### RECORDS SHOWN
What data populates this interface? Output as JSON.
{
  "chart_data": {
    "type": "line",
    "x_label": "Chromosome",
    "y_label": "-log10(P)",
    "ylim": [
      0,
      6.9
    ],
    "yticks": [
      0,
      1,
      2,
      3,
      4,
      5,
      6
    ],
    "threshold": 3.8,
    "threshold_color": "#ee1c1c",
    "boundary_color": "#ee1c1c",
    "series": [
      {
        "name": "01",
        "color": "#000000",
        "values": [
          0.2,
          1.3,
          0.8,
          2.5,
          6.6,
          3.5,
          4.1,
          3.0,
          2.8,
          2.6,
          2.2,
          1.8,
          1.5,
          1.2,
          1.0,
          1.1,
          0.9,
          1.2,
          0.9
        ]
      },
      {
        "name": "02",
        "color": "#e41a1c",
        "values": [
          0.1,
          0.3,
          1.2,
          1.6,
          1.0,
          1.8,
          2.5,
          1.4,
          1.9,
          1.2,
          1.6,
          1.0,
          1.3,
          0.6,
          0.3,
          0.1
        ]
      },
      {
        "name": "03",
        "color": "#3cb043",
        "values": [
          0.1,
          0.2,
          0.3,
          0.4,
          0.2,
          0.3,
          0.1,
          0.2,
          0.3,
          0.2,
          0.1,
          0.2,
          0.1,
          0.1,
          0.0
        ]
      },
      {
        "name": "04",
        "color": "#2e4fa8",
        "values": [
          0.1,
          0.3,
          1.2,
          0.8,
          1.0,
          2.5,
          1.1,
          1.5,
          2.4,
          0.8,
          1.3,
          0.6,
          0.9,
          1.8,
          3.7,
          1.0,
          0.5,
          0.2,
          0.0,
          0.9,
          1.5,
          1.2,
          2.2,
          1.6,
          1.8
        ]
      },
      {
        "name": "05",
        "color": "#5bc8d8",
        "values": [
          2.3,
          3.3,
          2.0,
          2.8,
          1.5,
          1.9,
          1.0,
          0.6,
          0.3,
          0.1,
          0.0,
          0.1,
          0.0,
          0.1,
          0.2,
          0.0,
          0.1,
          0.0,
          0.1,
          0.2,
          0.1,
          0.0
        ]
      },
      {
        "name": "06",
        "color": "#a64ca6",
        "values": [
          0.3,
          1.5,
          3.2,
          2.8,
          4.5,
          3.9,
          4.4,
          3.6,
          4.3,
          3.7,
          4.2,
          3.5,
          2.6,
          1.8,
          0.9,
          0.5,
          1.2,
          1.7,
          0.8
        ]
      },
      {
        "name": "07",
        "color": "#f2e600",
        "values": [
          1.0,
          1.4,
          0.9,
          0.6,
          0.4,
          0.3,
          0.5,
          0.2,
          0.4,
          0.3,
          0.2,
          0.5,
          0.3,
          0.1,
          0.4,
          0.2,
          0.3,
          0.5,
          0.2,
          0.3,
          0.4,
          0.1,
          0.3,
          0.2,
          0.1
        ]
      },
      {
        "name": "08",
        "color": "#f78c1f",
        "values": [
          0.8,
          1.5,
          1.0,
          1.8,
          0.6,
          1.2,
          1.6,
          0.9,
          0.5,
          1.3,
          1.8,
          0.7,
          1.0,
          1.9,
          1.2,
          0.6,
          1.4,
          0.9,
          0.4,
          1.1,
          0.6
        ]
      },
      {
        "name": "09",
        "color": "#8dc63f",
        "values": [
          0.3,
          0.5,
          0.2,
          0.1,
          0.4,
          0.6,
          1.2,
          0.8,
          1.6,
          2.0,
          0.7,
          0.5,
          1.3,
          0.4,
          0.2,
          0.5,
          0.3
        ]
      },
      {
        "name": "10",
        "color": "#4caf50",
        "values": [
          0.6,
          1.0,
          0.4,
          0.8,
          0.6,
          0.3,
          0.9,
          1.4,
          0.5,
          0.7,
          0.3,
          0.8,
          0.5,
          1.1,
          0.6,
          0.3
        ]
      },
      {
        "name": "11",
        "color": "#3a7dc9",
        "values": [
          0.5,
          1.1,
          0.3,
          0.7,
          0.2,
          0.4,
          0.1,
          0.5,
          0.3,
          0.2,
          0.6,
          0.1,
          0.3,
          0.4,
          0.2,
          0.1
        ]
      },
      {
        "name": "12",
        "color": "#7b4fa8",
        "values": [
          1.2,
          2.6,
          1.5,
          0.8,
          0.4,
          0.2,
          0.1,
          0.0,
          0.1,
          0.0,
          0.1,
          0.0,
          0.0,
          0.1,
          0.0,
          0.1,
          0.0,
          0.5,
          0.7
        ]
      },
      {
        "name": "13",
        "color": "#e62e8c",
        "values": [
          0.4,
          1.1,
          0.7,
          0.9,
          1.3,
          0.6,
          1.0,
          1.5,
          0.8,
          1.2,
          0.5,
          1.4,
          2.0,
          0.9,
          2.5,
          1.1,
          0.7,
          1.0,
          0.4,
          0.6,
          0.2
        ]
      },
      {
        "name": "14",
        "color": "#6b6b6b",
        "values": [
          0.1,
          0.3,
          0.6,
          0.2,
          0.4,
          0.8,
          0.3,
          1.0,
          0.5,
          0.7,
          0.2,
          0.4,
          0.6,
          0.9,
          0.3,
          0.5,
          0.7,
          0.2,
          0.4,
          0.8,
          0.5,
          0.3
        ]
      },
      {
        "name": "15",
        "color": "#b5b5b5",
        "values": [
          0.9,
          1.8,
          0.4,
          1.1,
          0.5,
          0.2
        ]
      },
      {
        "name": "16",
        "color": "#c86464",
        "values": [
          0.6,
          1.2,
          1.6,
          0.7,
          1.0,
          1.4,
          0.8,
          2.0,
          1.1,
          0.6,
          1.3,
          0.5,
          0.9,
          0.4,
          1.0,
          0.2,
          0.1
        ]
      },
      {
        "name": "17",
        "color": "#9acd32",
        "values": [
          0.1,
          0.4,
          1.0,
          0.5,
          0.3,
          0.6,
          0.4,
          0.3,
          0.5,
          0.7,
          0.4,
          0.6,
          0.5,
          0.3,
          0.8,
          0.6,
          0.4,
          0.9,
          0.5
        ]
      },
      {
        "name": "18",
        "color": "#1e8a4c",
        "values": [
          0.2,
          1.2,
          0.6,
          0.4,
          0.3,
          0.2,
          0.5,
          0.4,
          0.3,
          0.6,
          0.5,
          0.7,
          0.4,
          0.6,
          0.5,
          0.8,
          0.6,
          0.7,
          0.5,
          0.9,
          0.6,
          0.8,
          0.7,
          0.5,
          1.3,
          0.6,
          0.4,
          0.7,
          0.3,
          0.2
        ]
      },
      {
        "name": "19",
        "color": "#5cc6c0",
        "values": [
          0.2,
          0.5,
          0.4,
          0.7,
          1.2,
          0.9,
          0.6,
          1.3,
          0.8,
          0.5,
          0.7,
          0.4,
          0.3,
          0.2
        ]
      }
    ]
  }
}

### WHAT YOU NEED TO DO
Repeat the entries above exactly, leaving nothing out.

### EXERCISE RESULT
What data populates this interface? Output as JSON.
{
  "chart_data": {
    "type": "line",
    "x_label": "Chromosome",
    "y_label": "-log10(P)",
    "ylim": [
      0,
      6.9
    ],
    "yticks": [
      0,
      1,
      2,
      3,
      4,
      5,
      6
    ],
    "threshold": 3.8,
    "threshold_color": "#ee1c1c",
    "boundary_color": "#ee1c1c",
    "series": [
      {
        "name": "01",
        "color": "#000000",
        "values": [
          0.2,
          1.3,
          0.8,
          2.5,
          6.6,
          3.5,
          4.1,
          3.0,
          2.8,
          2.6,
          2.2,
          1.8,
          1.5,
          1.2,
          1.0,
          1.1,
          0.9,
          1.2,
          0.9
        ]
      },
      {
        "name": "02",
        "color": "#e41a1c",
        "values": [
          0.1,
          0.3,
          1.2,
          1.6,
          1.0,
          1.8,
          2.5,
          1.4,
          1.9,
          1.2,
          1.6,
          1.0,
          1.3,
          0.6,
          0.3,
          0.1
        ]
      },
      {
        "name": "03",
        "color": "#3cb043",
        "values": [
          0.1,
          0.2,
          0.3,
          0.4,
          0.2,
          0.3,
          0.1,
          0.2,
          0.3,
          0.2,
          0.1,
          0.2,
          0.1,
          0.1,
          0.0
        ]
      },
      {
        "name": "04",
        "color": "#2e4fa8",
        "values": [
          0.1,
          0.3,
          1.2,
          0.8,
          1.0,
          2.5,
          1.1,
          1.5,
          2.4,
          0.8,
          1.3,
          0.6,
          0.9,
          1.8,
          3.7,
          1.0,
          0.5,
          0.2,
          0.0,
          0.9,
          1.5,
          1.2,
          2.2,
          1.6,
          1.8
        ]
      },
      {
        "name": "05",
        "color": "#5bc8d8",
        "values": [
          2.3,
          3.3,
          2.0,
          2.8,
          1.5,
          1.9,
          1.0,
          0.6,
          0.3,
          0.1,
          0.0,
          0.1,
          0.0,
          0.1,
          0.2,
          0.0,
          0.1,
          0.0,
          0.1,
          0.2,
          0.1,
          0.0
        ]
      },
      {
        "name": "06",
        "color": "#a64ca6",
        "values": [
          0.3,
          1.5,
          3.2,
          2.8,
          4.5,
          3.9,
          4.4,
          3.6,
          4.3,
          3.7,
          4.2,
          3.5,
          2.6,
          1.8,
          0.9,
          0.5,
          1.2,
          1.7,
          0.8
        ]
      },
      {
        "name": "07",
        "color": "#f2e600",
        "values": [
          1.0,
          1.4,
          0.9,
          0.6,
          0.4,
          0.3,
          0.5,
          0.2,
          0.4,
          0.3,
          0.2,
          0.5,
          0.3,
          0.1,
          0.4,
          0.2,
          0.3,
          0.5,
          0.2,
          0.3,
          0.4,
          0.1,
          0.3,
          0.2,
          0.1
        ]
      },
      {
        "name": "08",
        "color": "#f78c1f",
        "values": [
          0.8,
          1.5,
          1.0,
          1.8,
          0.6,
          1.2,
          1.6,
          0.9,
          0.5,
          1.3,
          1.8,
          0.7,
          1.0,
          1.9,
          1.2,
          0.6,
          1.4,
          0.9,
          0.4,
          1.1,
          0.6
        ]
      },
      {
        "name": "09",
        "color": "#8dc63f",
        "values": [
          0.3,
          0.5,
          0.2,
          0.1,
          0.4,
          0.6,
          1.2,
          0.8,
          1.6,
          2.0,
          0.7,
          0.5,
          1.3,
          0.4,
          0.2,
          0.5,
          0.3
        ]
      },
      {
        "name": "10",
        "color": "#4caf50",
        "values": [
          0.6,
          1.0,
          0.4,
          0.8,
          0.6,
          0.3,
          0.9,
          1.4,
          0.5,
          0.7,
          0.3,
          0.8,
          0.5,
          1.1,
          0.6,
          0.3
        ]
      },
      {
        "name": "11",
        "color": "#3a7dc9",
        "values": [
          0.5,
          1.1,
          0.3,
          0.7,
          0.2,
          0.4,
          0.1,
          0.5,
          0.3,
          0.2,
          0.6,
          0.1,
          0.3,
          0.4,
          0.2,
          0.1
        ]
      },
      {
        "name": "12",
        "color": "#7b4fa8",
        "values": [
          1.2,
          2.6,
          1.5,
          0.8,
          0.4,
          0.2,
          0.1,
          0.0,
          0.1,
          0.0,
          0.1,
          0.0,
          0.0,
          0.1,
          0.0,
          0.1,
          0.0,
          0.5,
          0.7
        ]
      },
      {
        "name": "13",
        "color": "#e62e8c",
        "values": [
          0.4,
          1.1,
          0.7,
          0.9,
          1.3,
          0.6,
          1.0,
          1.5,
          0.8,
          1.2,
          0.5,
          1.4,
          2.0,
          0.9,
          2.5,
          1.1,
          0.7,
          1.0,
          0.4,
          0.6,
          0.2
        ]
      },
      {
        "name": "14",
        "color": "#6b6b6b",
        "values": [
          0.1,
          0.3,
          0.6,
          0.2,
          0.4,
          0.8,
          0.3,
          1.0,
          0.5,
          0.7,
          0.2,
          0.4,
          0.6,
          0.9,
          0.3,
          0.5,
          0.7,
          0.2,
          0.4,
          0.8,
          0.5,
          0.3
        ]
      },
      {
        "name": "15",
        "color": "#b5b5b5",
        "values": [
          0.9,
          1.8,
          0.4,
          1.1,
          0.5,
          0.2
        ]
      },
      {
        "name": "16",
        "color": "#c86464",
        "values": [
          0.6,
          1.2,
          1.6,
          0.7,
          1.0,
          1.4,
          0.8,
          2.0,
          1.1,
          0.6,
          1.3,
          0.5,
          0.9,
          0.4,
          1.0,
          0.2,
          0.1
        ]
      },
      {
        "name": "17",
        "color": "#9acd32",
        "values": [
          0.1,
          0.4,
          1.0,
          0.5,
          0.3,
          0.6,
          0.4,
          0.3,
          0.5,
          0.7,
          0.4,
          0.6,
          0.5,
          0.3,
          0.8,
          0.6,
          0.4,
          0.9,
          0.5
        ]
      },
      {
        "name": "18",
        "color": "#1e8a4c",
        "values": [
          0.2,
          1.2,
          0.6,
          0.4,
          0.3,
          0.2,
          0.5,
          0.4,
          0.3,
          0.6,
          0.5,
          0.7,
          0.4,
          0.6,
          0.5,
          0.8,
          0.6,
          0.7,
          0.5,
          0.9,
          0.6,
          0.8,
          0.7,
          0.5,
          1.3,
          0.6,
          0.4,
          0.7,
          0.3,
          0.2
        ]
      },
      {
        "name": "19",
        "color": "#5cc6c0",
        "values": [
          0.2,
          0.5,
          0.4,
          0.7,
          1.2,
          0.9,
          0.6,
          1.3,
          0.8,
          0.5,
          0.7,
          0.4,
          0.3,
          0.2
        ]
      }
    ]
  }
}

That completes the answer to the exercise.